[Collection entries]
########

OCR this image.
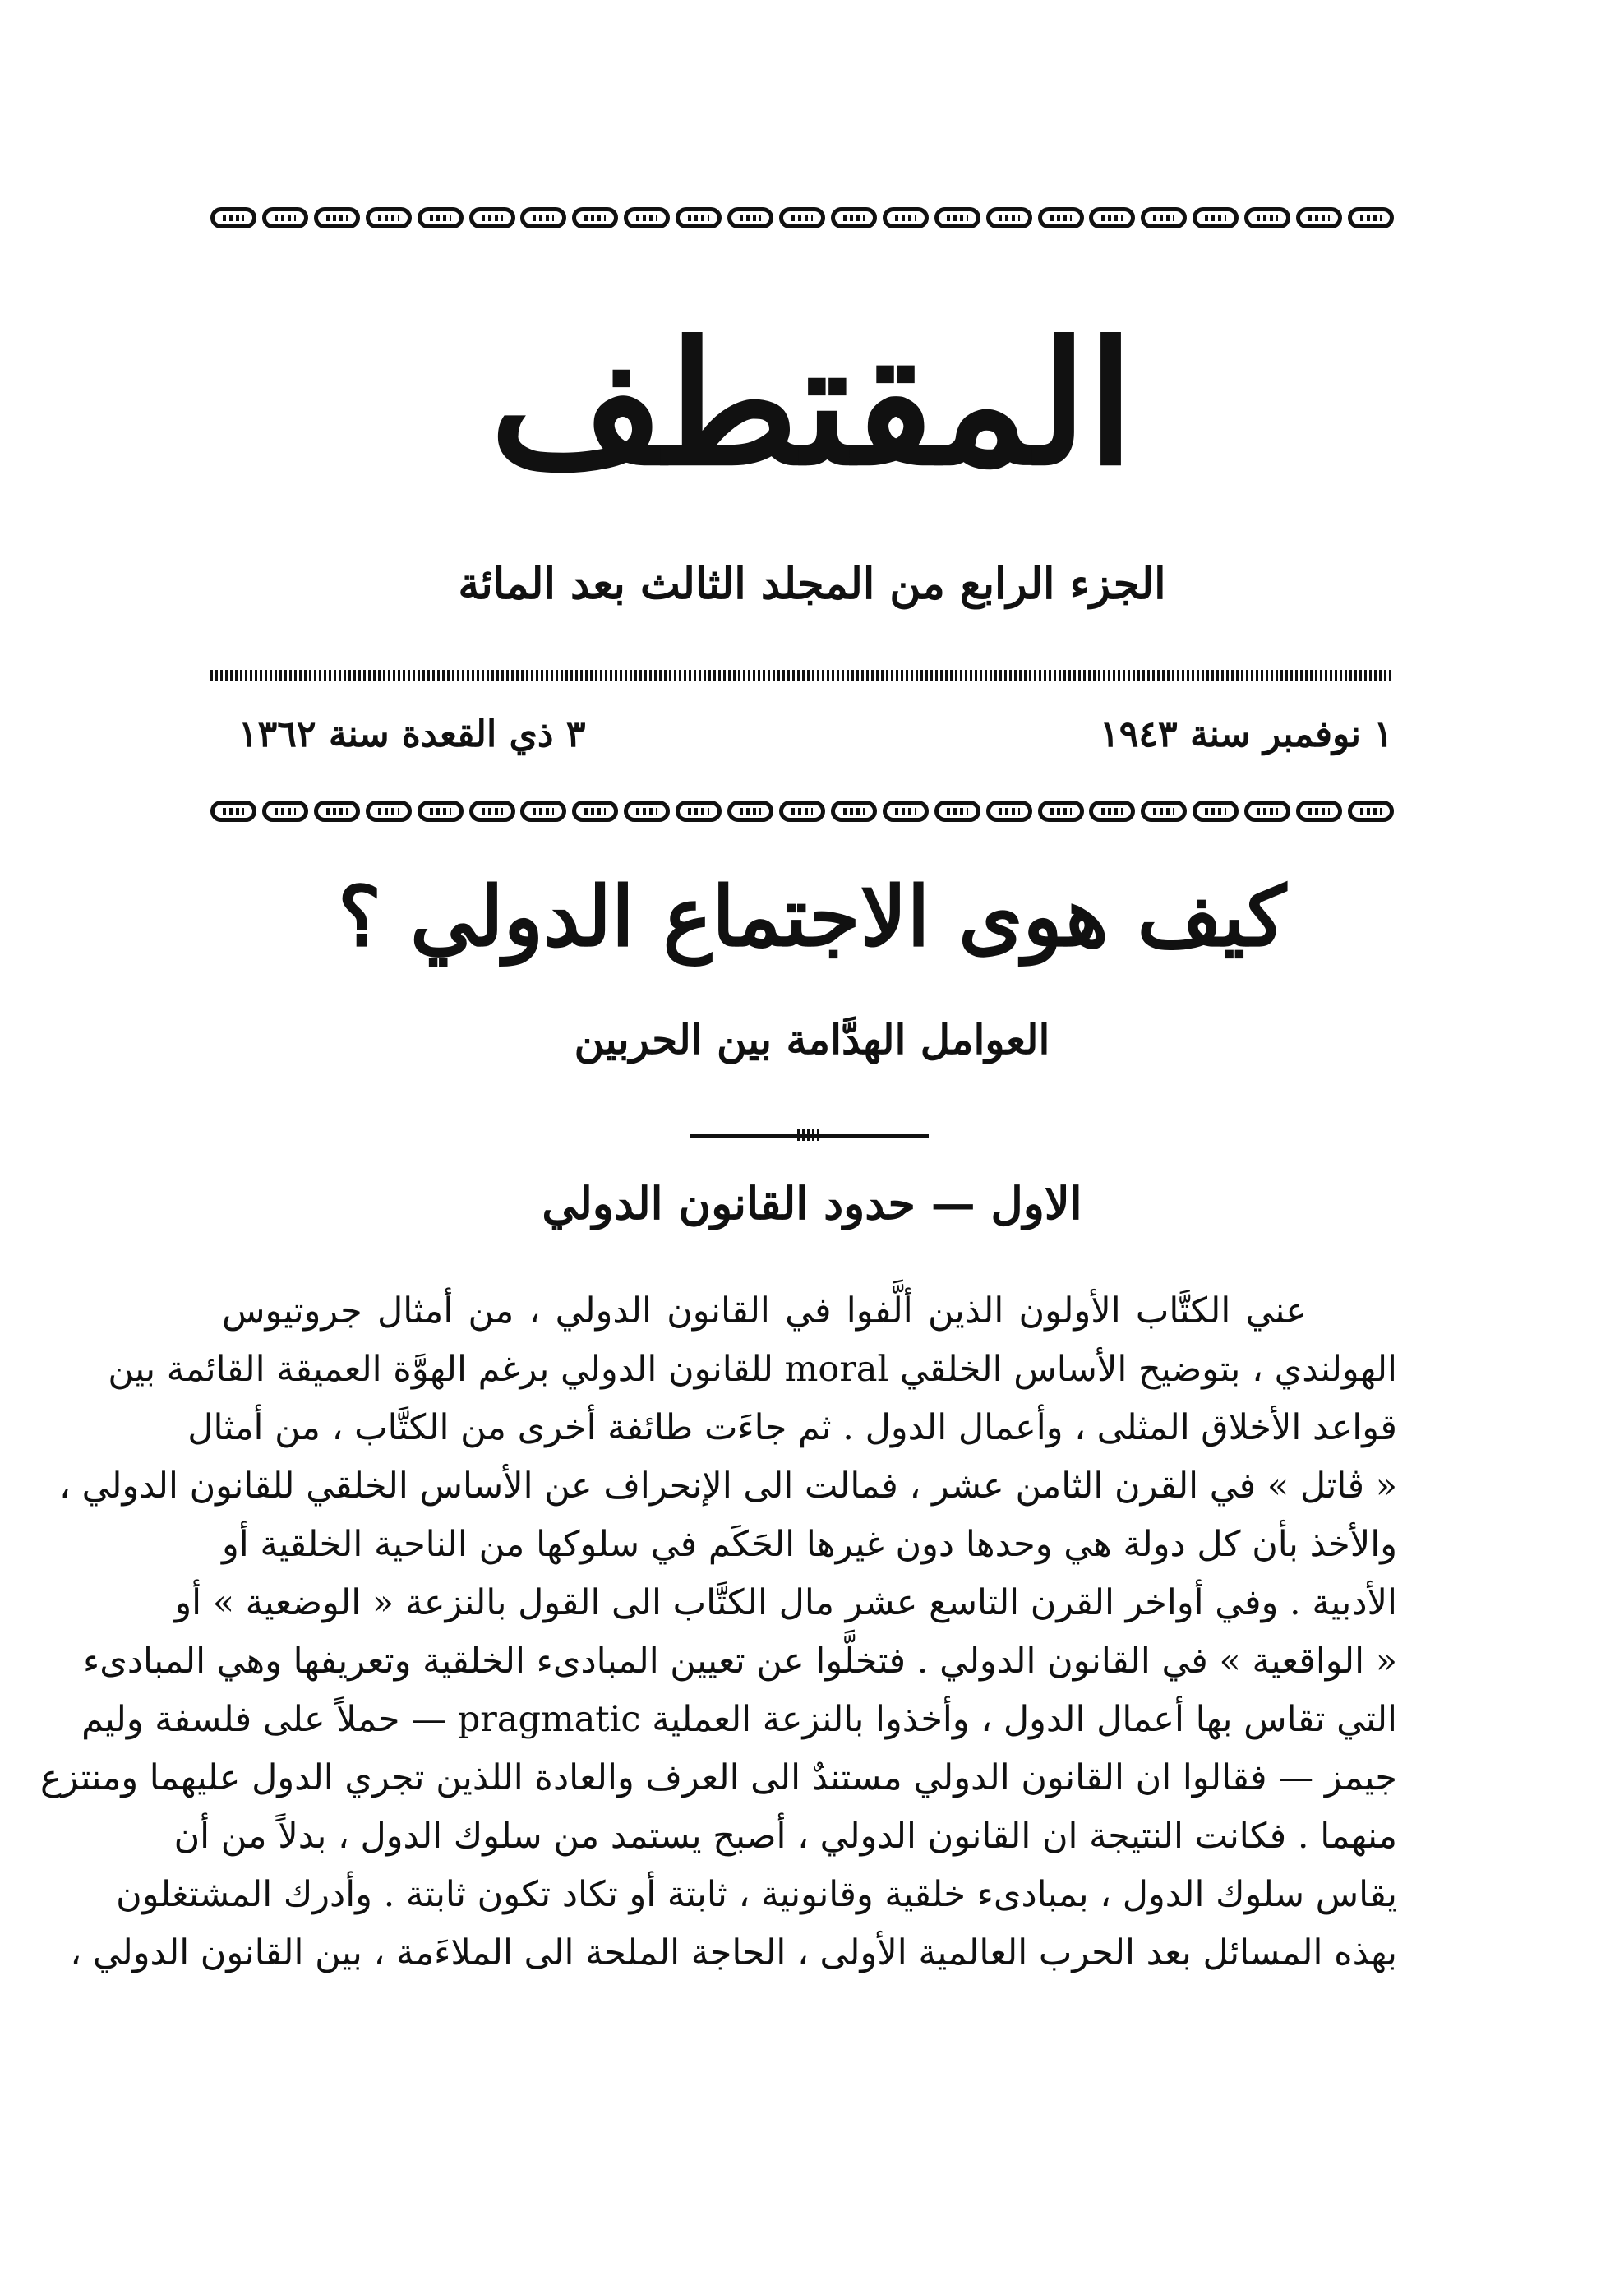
المقتطف
الجزء الرابع من المجلد الثالث بعد المائة
١ نوفمبر سنة ١٩٤٣
٣ ذي القعدة سنة ١٣٦٢
كيف هوى الاجتماع الدولي ؟
العوامل الهدَّامة بين الحربين
الاول — حدود القانون الدولي
عني الكتَّاب الأولون الذين ألَّفوا في القانون الدولي ، من أمثال جروتيوس
الهولندي ، بتوضيح الأساس الخلقي moral للقانون الدولي برغم الهوَّة العميقة القائمة بين
قواعد الأخلاق المثلى ، وأعمال الدول . ثم جاءَت طائفة أخرى من الكتَّاب ، من أمثال
« ڤاتل » في القرن الثامن عشر ، فمالت الى الإنحراف عن الأساس الخلقي للقانون الدولي ،
والأخذ بأن كل دولة هي وحدها دون غيرها الحَكَم في سلوكها من الناحية الخلقية أو
الأدبية . وفي أواخر القرن التاسع عشر مال الكتَّاب الى القول بالنزعة « الوضعية » أو
« الواقعية » في القانون الدولي . فتخلَّوا عن تعيين المبادىء الخلقية وتعريفها وهي المبادىء
التي تقاس بها أعمال الدول ، وأخذوا بالنزعة العملية pragmatic — حملاً على فلسفة وليم
جيمز — فقالوا ان القانون الدولي مستندٌ الى العرف والعادة اللذين تجري الدول عليهما ومنتزع
منهما . فكانت النتيجة ان القانون الدولي ، أصبح يستمد من سلوك الدول ، بدلاً من أن
يقاس سلوك الدول ، بمبادىء خلقية وقانونية ، ثابتة أو تكاد تكون ثابتة . وأدرك المشتغلون
بهذه المسائل بعد الحرب العالمية الأولى ، الحاجة الملحة الى الملاءَمة ، بين القانون الدولي ،
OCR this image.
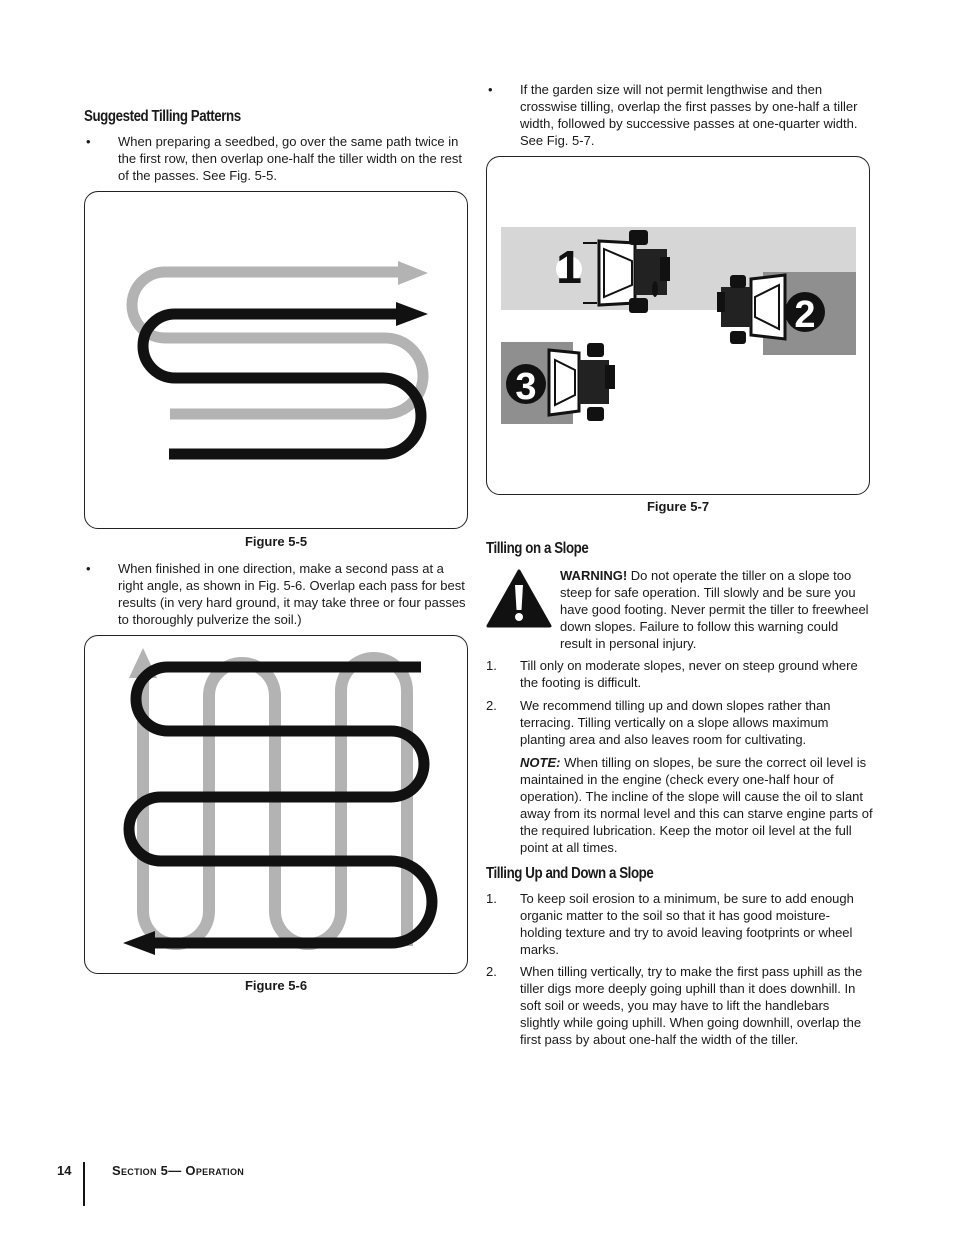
Suggested Tilling Patterns
• When preparing a seedbed, go over the same path twice in the first row, then overlap one-half the tiller width on the rest of the passes. See Fig. 5-5.
Figure 5-5
• When finished in one direction, make a second pass at a right angle, as shown in Fig. 5-6. Overlap each pass for best results (in very hard ground, it may take three or four passes to thoroughly pulverize the soil.)
Figure 5-6
• If the garden size will not permit lengthwise and then crosswise tilling, overlap the first passes by one-half a tiller width, followed by successive passes at one-quarter width. See Fig. 5-7.
1
2
3
Figure 5-7
Tilling on a Slope
WARNING! Do not operate the tiller on a slope too steep for safe operation. Till slowly and be sure you have good footing. Never permit the tiller to freewheel down slopes. Failure to follow this warning could result in personal injury.
1. Till only on moderate slopes, never on steep ground where the footing is difficult.
2. We recommend tilling up and down slopes rather than terracing. Tilling vertically on a slope allows maximum planting area and also leaves room for cultivating.
NOTE: When tilling on slopes, be sure the correct oil level is maintained in the engine (check every one-half hour of operation). The incline of the slope will cause the oil to slant away from its normal level and this can starve engine parts of the required lubrication. Keep the motor oil level at the full point at all times.
Tilling Up and Down a Slope
1. To keep soil erosion to a minimum, be sure to add enough organic matter to the soil so that it has good moisture-holding texture and try to avoid leaving footprints or wheel marks.
2. When tilling vertically, try to make the first pass uphill as the tiller digs more deeply going uphill than it does downhill. In soft soil or weeds, you may have to lift the handlebars slightly while going uphill. When going downhill, overlap the first pass by about one-half the width of the tiller.
14	Section 5— Operation
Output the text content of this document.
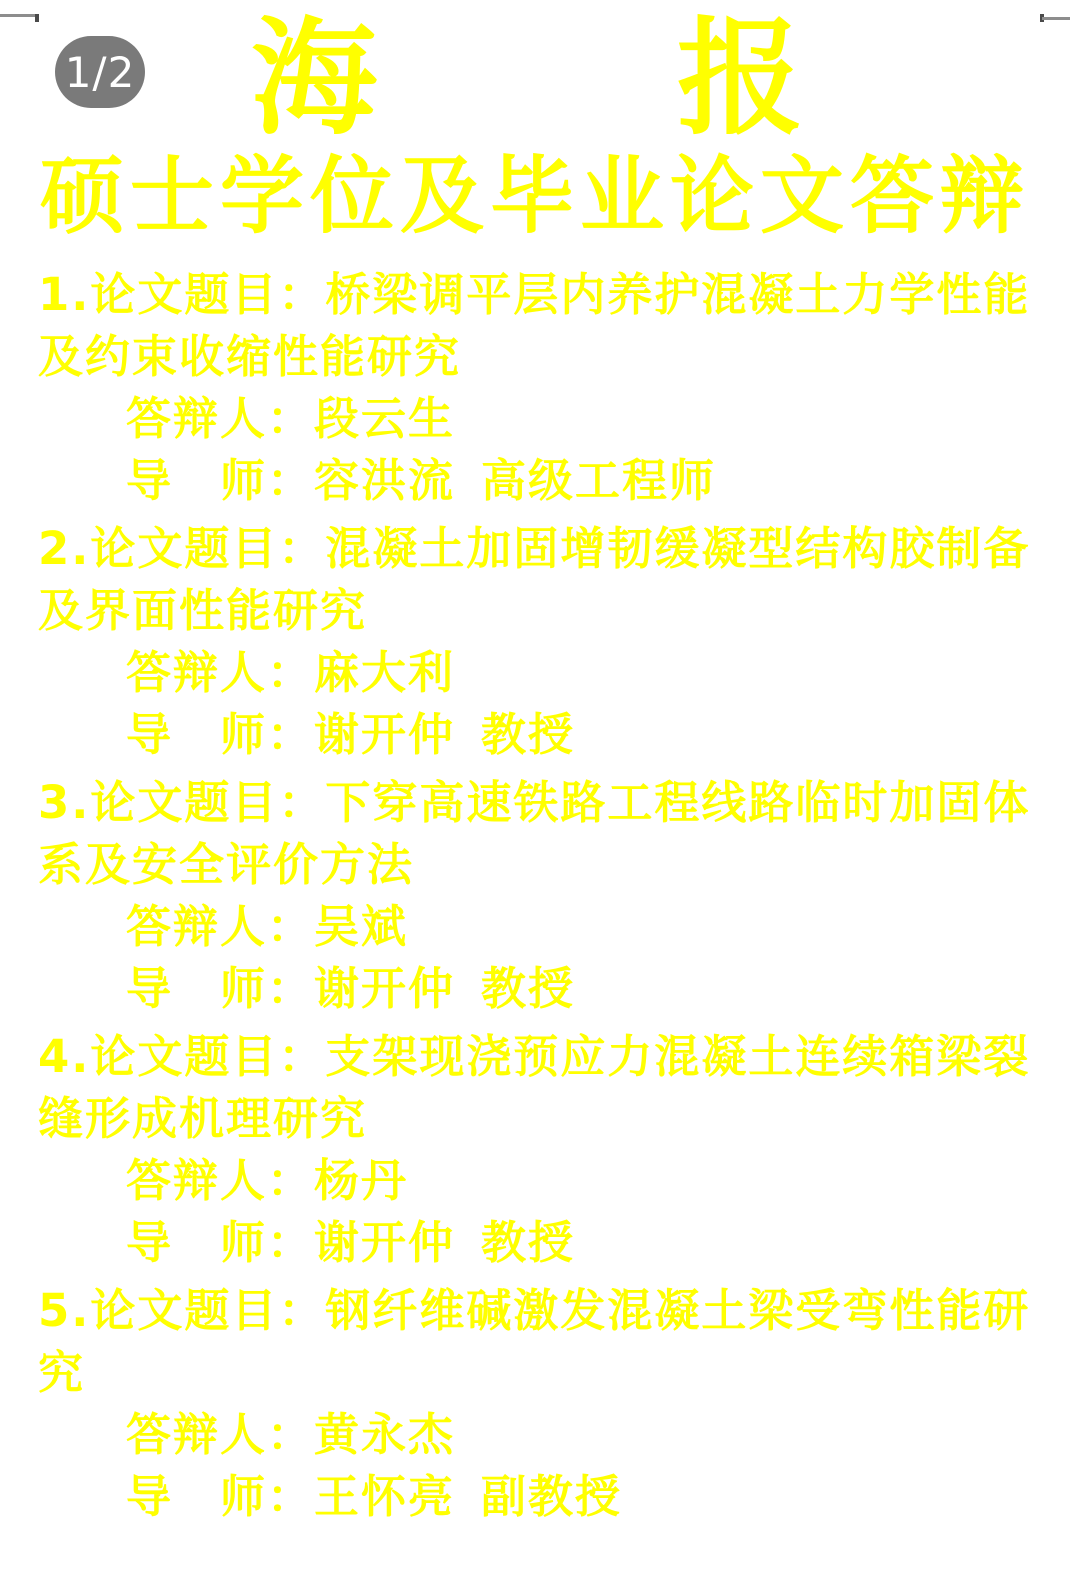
1/2 海　　报
硕士学位及毕业论文答辩
1.论文题目：桥梁调平层内养护混凝土力学性能
及约束收缩性能研究
答辩人：段云生
导　师：容洪流 高级工程师
2.论文题目：混凝土加固增韧缓凝型结构胶制备
及界面性能研究
答辩人：麻大利
导　师：谢开仲 教授
3.论文题目：下穿高速铁路工程线路临时加固体
系及安全评价方法
答辩人：吴斌
导　师：谢开仲 教授
4.论文题目：支架现浇预应力混凝土连续箱梁裂
缝形成机理研究
答辩人：杨丹
导　师：谢开仲 教授
5.论文题目：钢纤维碱激发混凝土梁受弯性能研
究
答辩人：黄永杰
导　师：王怀亮 副教授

########

Pick out and copy the lines of the material that include the word "than".

(Solution below):
2. We recommend tilling up and down slopes rather than terracing. Tilling vertically on a slope allows maximum planting area and also leaves room for cultivating.
2. When tilling vertically, try to make the first pass uphill as the tiller digs more deeply going uphill than it does downhill. In soft soil or weeds, you may have to lift the handlebars slightly while going uphill. When going downhill, overlap the first pass by about one-half the width of the tiller.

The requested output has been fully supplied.